• Data supplied
((

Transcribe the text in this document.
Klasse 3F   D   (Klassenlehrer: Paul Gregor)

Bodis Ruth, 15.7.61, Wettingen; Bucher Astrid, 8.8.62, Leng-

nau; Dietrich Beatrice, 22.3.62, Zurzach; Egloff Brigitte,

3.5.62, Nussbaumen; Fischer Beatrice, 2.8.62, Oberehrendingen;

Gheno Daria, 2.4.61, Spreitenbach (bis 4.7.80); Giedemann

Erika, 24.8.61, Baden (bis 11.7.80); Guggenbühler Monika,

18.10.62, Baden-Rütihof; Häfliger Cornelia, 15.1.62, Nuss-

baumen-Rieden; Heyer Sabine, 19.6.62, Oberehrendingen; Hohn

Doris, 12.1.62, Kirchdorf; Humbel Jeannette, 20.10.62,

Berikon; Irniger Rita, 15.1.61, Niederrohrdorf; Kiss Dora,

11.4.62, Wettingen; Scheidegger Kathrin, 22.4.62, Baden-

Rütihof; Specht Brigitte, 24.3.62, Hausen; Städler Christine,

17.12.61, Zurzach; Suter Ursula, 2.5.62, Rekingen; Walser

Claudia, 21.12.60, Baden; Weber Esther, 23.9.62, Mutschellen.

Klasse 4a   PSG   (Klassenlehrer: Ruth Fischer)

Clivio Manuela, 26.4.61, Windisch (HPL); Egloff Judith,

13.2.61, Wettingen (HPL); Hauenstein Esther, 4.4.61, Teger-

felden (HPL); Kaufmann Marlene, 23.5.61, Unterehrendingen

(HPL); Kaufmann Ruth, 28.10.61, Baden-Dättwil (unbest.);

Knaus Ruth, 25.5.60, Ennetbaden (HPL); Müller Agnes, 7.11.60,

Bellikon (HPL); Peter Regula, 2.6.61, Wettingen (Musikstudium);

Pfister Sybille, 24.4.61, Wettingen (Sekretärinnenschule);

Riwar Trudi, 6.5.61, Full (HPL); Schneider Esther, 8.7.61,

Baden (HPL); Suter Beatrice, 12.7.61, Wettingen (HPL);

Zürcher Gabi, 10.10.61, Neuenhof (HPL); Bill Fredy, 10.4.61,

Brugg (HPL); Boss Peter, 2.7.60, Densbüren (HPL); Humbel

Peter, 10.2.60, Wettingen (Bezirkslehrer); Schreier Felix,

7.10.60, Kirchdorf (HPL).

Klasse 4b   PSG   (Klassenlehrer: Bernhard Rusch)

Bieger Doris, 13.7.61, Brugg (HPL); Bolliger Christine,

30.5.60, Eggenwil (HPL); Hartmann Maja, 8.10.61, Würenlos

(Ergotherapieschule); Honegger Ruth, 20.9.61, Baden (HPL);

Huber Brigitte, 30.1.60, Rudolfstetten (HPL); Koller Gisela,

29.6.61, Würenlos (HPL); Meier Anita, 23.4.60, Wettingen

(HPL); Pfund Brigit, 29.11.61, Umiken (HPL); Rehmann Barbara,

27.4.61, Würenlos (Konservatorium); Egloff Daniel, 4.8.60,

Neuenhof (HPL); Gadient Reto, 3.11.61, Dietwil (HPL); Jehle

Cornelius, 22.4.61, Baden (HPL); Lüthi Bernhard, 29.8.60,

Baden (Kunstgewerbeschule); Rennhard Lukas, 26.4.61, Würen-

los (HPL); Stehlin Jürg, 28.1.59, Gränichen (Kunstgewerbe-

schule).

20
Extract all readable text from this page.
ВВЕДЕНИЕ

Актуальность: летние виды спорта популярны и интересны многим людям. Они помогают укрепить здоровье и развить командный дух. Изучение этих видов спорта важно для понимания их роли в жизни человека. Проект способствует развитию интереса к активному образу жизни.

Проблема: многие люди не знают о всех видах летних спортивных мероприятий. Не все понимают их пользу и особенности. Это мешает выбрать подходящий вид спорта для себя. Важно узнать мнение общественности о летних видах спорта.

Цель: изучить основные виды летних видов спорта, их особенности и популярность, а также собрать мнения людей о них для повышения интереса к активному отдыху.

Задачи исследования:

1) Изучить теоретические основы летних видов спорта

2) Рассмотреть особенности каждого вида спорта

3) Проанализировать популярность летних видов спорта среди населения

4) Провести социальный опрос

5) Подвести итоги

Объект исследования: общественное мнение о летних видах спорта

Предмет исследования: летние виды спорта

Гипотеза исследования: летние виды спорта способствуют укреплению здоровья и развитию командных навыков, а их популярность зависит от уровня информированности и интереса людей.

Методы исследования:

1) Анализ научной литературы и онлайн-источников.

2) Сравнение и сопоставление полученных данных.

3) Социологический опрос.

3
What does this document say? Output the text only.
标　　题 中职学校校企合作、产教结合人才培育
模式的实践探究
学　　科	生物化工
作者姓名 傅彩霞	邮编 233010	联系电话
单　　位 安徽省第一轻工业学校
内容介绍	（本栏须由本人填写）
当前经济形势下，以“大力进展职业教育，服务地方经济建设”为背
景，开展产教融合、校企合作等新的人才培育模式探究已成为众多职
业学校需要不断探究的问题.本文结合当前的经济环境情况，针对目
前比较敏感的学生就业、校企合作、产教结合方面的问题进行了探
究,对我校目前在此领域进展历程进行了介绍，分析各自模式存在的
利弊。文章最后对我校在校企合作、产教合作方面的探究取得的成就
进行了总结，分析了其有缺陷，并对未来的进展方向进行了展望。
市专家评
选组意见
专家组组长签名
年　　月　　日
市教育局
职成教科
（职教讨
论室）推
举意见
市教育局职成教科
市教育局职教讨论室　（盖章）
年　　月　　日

))

• What needs to be done
Reproduce exactly the line that holds "What does this", then every line after it, ending with the final line of the records above.

• Solution for this exercise
What does this document say? Output the text only.
标　　题 中职学校校企合作、产教结合人才培育
模式的实践探究
学　　科	生物化工
作者姓名 傅彩霞	邮编 233010	联系电话
单　　位 安徽省第一轻工业学校
内容介绍	（本栏须由本人填写）
当前经济形势下，以“大力进展职业教育，服务地方经济建设”为背
景，开展产教融合、校企合作等新的人才培育模式探究已成为众多职
业学校需要不断探究的问题.本文结合当前的经济环境情况，针对目
前比较敏感的学生就业、校企合作、产教结合方面的问题进行了探
究,对我校目前在此领域进展历程进行了介绍，分析各自模式存在的
利弊。文章最后对我校在校企合作、产教合作方面的探究取得的成就
进行了总结，分析了其有缺陷，并对未来的进展方向进行了展望。
市专家评
选组意见
专家组组长签名
年　　月　　日
市教育局
职成教科
（职教讨
论室）推
举意见
市教育局职成教科
市教育局职教讨论室　（盖章）
年　　月　　日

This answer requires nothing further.